● **AIM OF THE EXERCISE**
Report the number of lines containing "سومیها", with no other words.

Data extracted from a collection
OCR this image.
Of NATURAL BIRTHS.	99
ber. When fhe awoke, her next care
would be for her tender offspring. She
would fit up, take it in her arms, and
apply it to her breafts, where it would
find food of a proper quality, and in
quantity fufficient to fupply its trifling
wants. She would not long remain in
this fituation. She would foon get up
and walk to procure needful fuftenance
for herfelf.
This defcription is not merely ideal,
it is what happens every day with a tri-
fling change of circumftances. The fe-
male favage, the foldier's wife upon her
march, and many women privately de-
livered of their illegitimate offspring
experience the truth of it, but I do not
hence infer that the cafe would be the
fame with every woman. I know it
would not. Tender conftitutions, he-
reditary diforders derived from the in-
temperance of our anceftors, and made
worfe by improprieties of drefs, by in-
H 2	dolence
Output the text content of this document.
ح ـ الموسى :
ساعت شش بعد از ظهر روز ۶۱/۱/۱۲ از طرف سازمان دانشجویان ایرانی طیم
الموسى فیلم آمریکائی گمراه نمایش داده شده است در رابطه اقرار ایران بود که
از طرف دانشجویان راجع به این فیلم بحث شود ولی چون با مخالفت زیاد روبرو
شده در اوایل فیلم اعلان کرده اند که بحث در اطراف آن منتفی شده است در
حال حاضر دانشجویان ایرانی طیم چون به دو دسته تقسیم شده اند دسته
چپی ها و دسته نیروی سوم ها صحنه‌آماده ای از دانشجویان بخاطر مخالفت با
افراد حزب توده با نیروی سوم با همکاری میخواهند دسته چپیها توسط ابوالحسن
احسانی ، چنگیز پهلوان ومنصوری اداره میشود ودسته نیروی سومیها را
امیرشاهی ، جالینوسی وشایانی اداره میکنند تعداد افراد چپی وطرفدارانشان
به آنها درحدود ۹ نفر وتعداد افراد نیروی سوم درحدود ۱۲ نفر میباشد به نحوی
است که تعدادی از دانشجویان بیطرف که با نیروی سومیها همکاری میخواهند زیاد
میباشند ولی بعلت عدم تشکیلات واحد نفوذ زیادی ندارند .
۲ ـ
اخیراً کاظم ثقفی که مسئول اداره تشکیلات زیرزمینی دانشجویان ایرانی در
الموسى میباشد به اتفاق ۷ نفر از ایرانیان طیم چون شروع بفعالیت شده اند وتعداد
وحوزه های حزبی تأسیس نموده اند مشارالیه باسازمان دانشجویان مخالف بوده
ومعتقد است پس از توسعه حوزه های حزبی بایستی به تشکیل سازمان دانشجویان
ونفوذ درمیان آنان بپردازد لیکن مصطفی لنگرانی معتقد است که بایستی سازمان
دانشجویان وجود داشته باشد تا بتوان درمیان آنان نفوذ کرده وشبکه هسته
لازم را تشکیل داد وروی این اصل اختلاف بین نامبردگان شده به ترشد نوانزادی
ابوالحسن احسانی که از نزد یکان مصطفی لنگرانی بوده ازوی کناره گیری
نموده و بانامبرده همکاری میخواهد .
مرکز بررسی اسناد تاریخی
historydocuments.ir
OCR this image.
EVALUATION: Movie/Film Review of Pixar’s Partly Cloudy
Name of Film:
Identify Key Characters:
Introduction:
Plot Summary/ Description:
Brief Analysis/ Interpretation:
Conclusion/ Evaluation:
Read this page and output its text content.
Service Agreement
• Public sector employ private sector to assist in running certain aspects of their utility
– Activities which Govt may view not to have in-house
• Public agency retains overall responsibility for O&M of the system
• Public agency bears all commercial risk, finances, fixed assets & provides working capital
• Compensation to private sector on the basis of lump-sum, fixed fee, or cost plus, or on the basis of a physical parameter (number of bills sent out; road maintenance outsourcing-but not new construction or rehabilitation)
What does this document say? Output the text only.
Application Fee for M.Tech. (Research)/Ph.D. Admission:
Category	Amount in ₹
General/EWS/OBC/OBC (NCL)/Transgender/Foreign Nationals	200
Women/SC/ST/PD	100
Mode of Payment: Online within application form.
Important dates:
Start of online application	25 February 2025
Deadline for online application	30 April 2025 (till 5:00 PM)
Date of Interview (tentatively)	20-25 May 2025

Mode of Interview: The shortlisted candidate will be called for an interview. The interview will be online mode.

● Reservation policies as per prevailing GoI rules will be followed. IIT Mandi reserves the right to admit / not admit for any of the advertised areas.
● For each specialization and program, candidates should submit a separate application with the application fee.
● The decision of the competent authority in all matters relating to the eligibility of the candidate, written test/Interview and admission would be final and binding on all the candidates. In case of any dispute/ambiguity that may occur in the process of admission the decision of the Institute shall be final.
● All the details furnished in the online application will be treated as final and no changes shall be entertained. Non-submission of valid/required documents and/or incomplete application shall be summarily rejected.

● **FINISHED TASK**
2